Collected data
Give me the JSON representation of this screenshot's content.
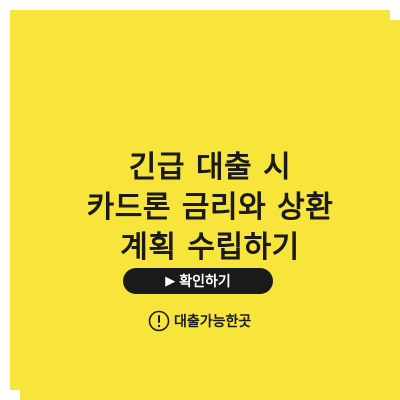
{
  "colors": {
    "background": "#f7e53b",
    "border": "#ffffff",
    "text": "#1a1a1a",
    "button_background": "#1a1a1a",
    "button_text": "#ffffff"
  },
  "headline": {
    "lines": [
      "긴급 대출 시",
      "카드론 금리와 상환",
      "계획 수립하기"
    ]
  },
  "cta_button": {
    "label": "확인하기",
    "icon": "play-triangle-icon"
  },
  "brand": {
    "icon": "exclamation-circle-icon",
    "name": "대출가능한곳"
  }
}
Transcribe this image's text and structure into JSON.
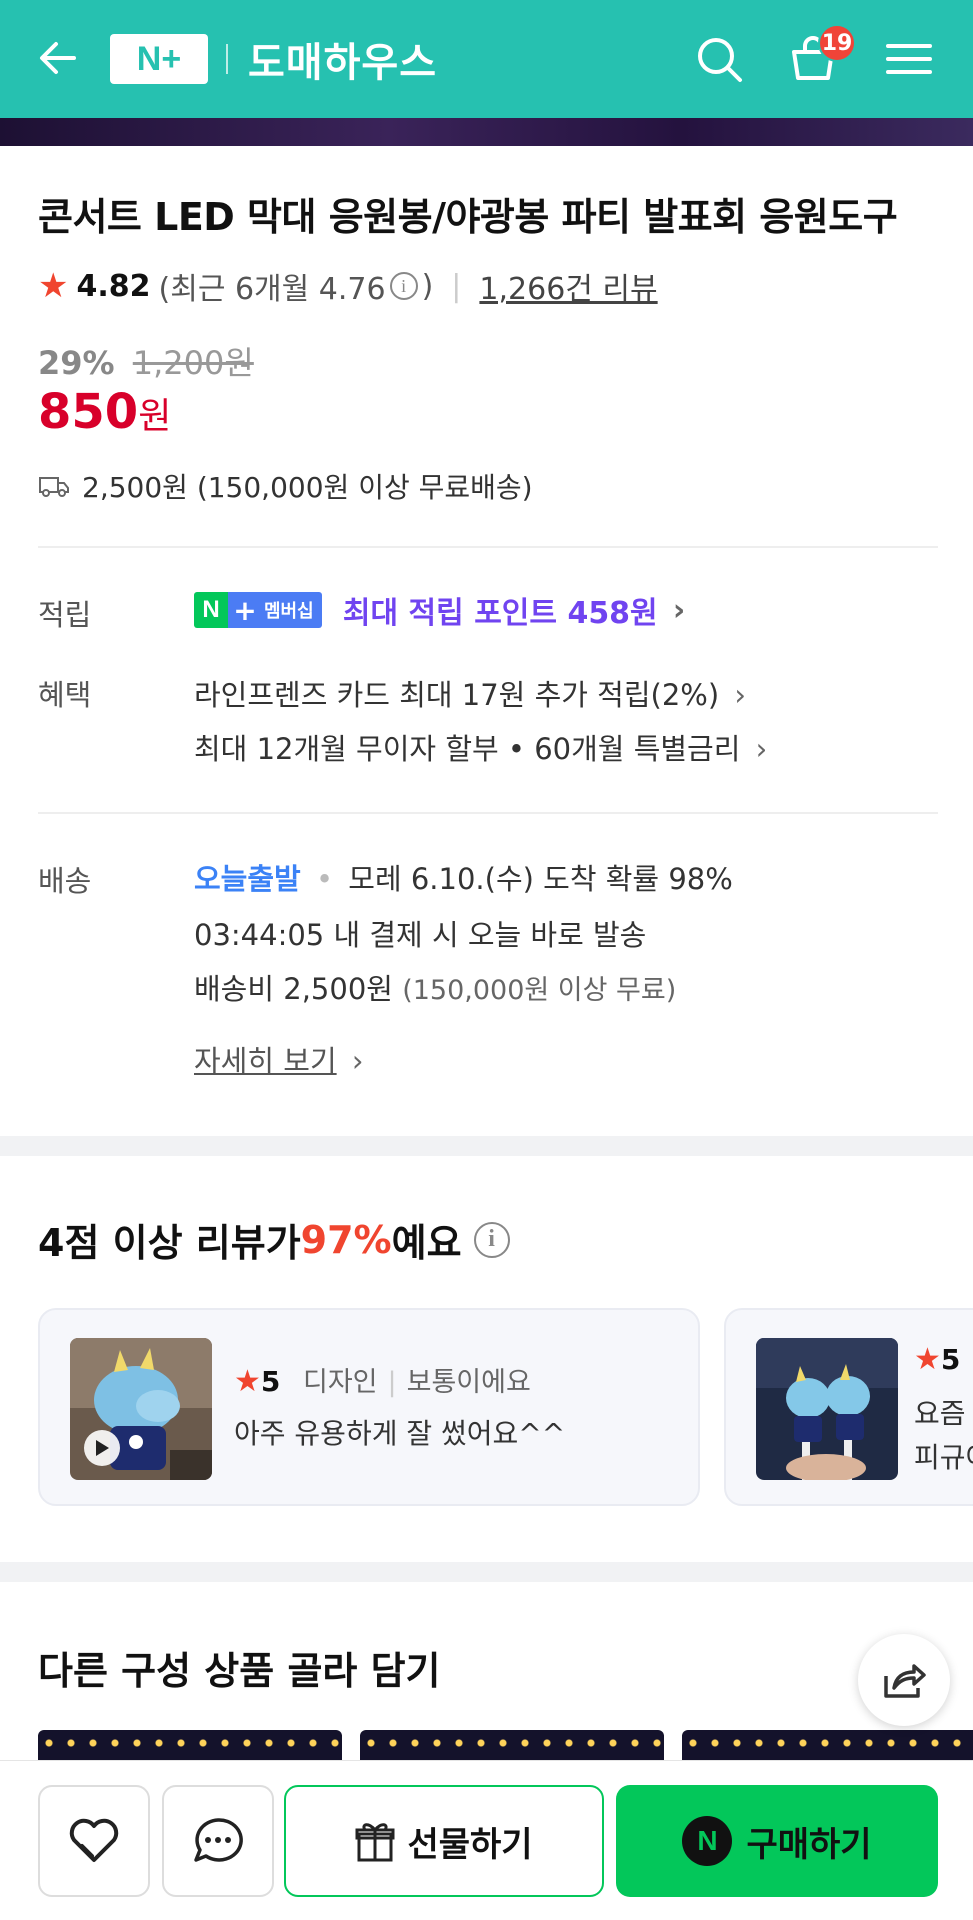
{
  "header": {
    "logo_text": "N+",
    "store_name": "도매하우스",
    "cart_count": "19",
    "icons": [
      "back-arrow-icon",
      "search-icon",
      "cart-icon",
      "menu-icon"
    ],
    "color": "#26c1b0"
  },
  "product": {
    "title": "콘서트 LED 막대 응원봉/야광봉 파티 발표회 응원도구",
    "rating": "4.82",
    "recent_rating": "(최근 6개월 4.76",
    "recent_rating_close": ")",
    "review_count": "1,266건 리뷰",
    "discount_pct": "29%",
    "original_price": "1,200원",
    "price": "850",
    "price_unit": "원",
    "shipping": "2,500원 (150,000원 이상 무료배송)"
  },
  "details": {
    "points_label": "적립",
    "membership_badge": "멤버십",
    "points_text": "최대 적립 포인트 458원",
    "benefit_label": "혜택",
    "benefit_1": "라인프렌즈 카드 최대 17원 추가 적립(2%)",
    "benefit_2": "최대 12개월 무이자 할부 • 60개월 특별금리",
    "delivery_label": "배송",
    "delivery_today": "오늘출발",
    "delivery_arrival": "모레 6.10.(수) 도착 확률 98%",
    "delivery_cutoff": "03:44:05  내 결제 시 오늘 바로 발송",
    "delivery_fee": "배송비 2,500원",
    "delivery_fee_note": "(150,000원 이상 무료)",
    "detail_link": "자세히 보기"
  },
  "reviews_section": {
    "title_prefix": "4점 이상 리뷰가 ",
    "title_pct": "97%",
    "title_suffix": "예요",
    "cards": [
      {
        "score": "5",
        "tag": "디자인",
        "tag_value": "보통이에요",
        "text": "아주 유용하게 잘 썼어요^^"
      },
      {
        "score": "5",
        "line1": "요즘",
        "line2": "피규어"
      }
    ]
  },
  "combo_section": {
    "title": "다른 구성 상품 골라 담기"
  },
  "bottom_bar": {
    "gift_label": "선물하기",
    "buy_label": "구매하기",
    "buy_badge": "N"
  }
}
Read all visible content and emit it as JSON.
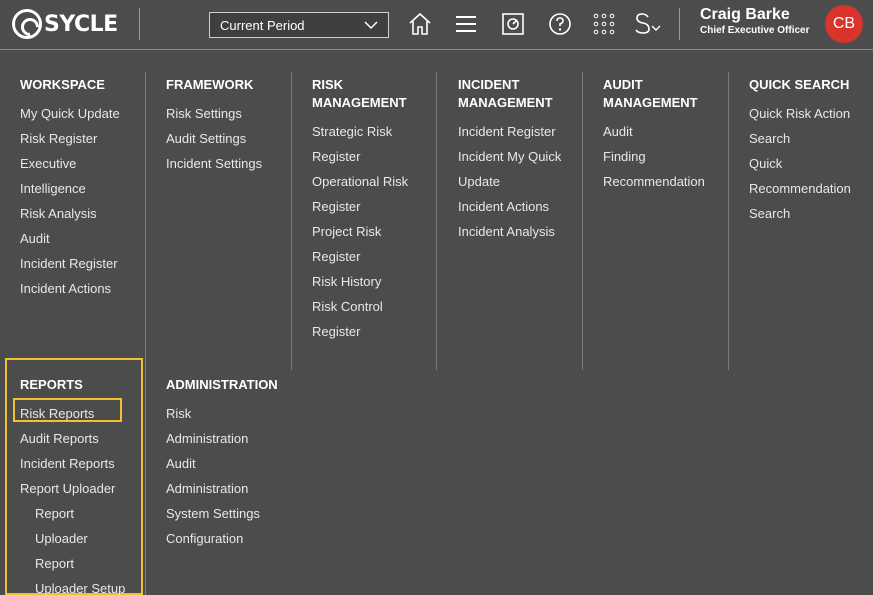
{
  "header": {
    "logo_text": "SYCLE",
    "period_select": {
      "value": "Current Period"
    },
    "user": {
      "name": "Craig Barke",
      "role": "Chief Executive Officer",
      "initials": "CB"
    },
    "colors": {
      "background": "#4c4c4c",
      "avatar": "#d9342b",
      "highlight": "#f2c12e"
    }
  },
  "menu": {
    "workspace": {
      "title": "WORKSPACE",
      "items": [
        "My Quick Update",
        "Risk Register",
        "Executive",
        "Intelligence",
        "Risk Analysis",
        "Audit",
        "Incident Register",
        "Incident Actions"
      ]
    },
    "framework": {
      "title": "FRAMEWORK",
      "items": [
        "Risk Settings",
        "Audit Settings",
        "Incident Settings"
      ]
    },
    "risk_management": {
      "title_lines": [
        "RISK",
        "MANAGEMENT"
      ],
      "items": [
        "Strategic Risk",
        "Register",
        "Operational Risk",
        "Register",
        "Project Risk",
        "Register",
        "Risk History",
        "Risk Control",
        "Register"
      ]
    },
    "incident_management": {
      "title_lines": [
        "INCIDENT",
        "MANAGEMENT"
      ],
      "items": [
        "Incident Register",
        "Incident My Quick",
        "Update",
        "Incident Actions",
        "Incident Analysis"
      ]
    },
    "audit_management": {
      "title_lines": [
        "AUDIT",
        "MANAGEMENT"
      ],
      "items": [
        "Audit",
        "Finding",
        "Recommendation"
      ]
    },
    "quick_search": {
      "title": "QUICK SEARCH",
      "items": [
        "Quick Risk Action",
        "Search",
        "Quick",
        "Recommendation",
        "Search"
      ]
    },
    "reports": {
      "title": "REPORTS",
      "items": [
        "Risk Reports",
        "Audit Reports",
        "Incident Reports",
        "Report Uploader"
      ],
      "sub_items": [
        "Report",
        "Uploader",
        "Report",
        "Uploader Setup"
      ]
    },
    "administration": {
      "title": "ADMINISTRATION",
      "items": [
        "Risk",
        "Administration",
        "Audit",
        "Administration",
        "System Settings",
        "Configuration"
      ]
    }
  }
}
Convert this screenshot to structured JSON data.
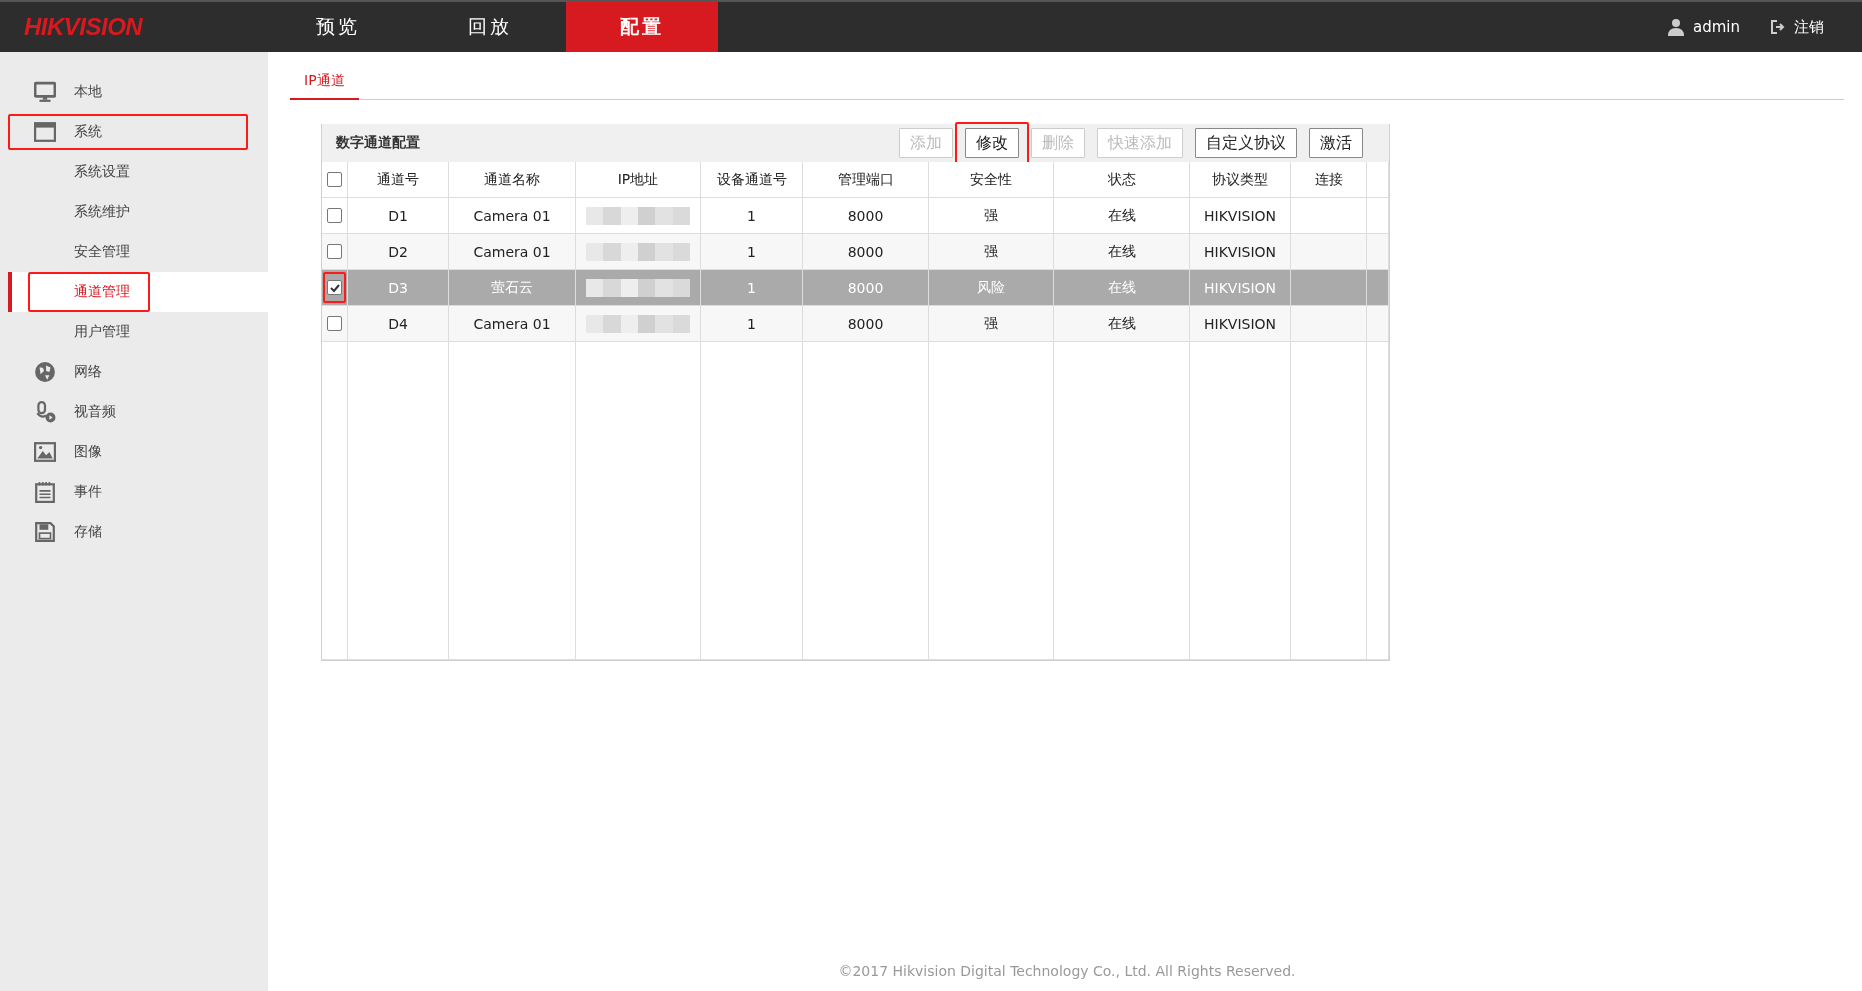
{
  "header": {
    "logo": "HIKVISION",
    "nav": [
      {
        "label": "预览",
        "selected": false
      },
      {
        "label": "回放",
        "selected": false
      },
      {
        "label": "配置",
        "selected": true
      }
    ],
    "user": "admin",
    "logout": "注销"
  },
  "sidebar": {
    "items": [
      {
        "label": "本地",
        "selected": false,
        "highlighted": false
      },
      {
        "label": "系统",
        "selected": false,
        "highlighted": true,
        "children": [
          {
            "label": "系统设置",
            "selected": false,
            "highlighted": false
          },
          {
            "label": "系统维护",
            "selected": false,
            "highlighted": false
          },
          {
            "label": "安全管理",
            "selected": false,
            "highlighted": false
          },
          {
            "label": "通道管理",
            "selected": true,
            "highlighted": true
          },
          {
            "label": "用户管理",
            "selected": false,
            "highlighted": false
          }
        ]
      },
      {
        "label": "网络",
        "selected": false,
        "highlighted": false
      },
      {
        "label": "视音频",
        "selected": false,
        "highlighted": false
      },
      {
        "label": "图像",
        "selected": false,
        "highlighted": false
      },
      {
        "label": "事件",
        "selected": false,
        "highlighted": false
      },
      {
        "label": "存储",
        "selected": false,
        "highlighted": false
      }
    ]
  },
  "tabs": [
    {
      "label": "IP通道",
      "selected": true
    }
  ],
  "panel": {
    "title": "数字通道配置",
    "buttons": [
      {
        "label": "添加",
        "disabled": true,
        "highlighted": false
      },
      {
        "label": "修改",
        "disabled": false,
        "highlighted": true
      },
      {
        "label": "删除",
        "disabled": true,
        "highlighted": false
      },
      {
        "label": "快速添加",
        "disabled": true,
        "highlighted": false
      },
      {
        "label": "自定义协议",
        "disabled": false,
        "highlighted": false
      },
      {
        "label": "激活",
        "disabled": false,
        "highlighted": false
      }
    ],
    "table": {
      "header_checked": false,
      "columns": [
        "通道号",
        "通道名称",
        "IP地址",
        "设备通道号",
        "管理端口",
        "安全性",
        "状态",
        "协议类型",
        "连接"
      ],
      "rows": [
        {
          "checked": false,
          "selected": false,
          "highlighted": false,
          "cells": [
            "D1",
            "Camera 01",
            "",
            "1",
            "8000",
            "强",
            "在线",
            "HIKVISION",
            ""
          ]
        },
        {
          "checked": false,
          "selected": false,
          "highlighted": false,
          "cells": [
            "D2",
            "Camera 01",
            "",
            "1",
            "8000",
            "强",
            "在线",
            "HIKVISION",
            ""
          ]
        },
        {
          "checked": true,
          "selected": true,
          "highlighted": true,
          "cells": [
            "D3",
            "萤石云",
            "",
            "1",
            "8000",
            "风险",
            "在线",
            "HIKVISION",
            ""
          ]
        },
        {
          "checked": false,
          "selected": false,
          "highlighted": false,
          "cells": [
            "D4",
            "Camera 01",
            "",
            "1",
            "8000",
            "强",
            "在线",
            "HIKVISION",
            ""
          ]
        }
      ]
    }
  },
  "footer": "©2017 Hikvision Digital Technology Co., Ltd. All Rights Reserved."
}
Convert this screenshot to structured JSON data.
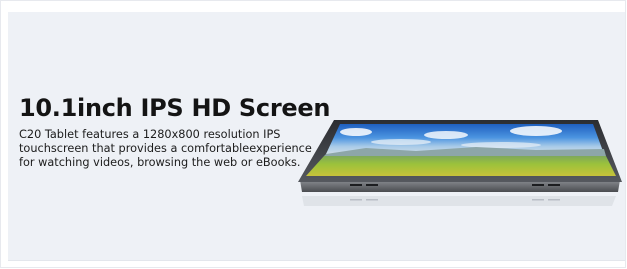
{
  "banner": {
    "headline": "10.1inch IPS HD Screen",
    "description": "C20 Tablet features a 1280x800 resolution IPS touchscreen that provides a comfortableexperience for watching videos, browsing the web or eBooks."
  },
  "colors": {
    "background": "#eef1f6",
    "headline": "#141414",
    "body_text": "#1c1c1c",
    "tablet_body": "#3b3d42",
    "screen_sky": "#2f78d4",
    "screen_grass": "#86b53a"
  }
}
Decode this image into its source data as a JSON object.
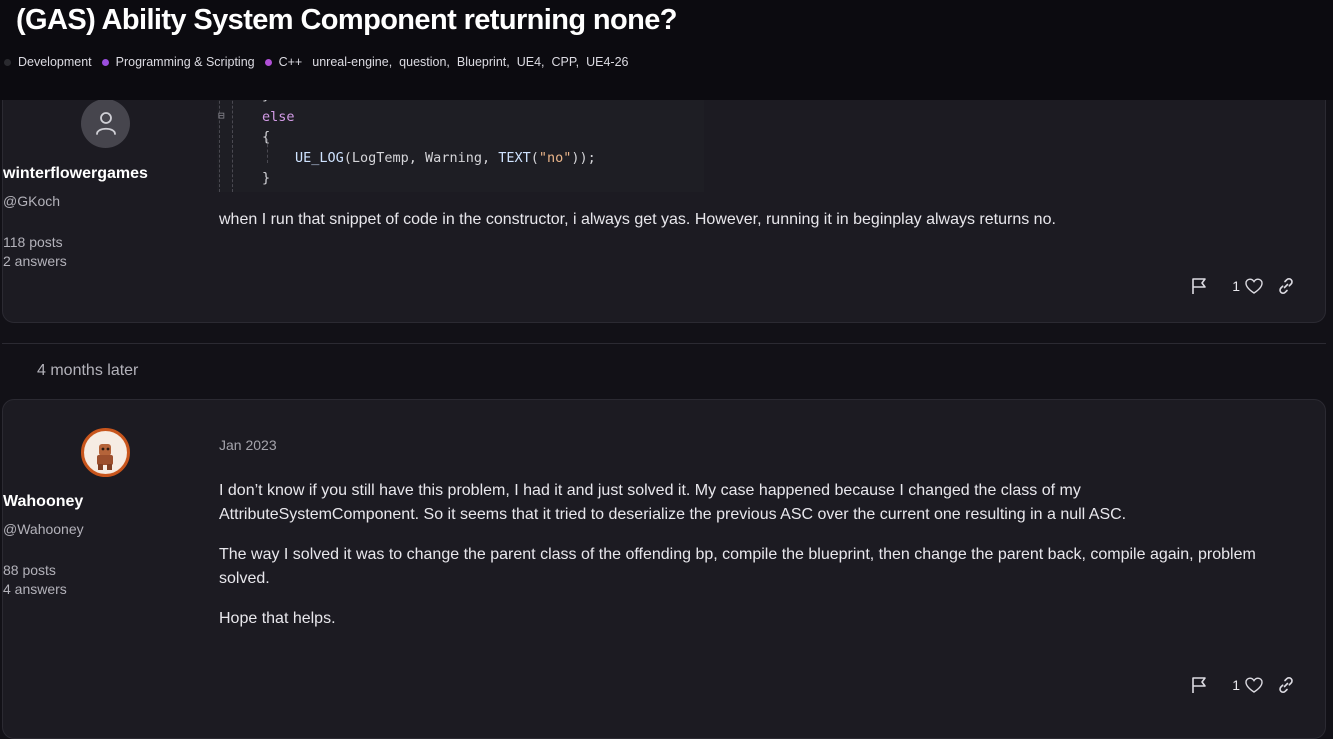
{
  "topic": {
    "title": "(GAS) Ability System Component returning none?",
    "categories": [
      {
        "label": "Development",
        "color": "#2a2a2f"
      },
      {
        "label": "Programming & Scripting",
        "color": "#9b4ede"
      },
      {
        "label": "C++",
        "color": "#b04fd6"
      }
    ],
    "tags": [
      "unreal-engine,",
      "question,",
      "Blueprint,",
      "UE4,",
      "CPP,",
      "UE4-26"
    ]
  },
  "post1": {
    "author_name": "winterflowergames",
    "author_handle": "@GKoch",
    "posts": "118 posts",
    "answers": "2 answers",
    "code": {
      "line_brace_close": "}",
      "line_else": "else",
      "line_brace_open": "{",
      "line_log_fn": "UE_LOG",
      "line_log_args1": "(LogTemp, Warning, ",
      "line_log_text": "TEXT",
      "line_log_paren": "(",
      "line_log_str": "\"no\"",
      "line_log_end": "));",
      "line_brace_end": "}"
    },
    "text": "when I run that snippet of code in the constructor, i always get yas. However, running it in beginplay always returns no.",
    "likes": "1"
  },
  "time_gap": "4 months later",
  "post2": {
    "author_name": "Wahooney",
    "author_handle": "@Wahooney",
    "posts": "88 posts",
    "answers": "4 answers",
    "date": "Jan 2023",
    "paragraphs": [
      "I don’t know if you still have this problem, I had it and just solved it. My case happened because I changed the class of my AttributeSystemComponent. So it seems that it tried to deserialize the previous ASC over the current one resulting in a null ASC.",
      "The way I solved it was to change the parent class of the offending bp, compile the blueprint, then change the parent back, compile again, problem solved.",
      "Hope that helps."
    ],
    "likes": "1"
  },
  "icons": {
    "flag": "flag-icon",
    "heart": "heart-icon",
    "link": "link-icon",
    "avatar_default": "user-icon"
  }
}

- **PROMPT**: Copy out all lines that carry the word "answers".

- **RESPONSE**:
    "answers": "2 answers",
    "answers": "4 answers",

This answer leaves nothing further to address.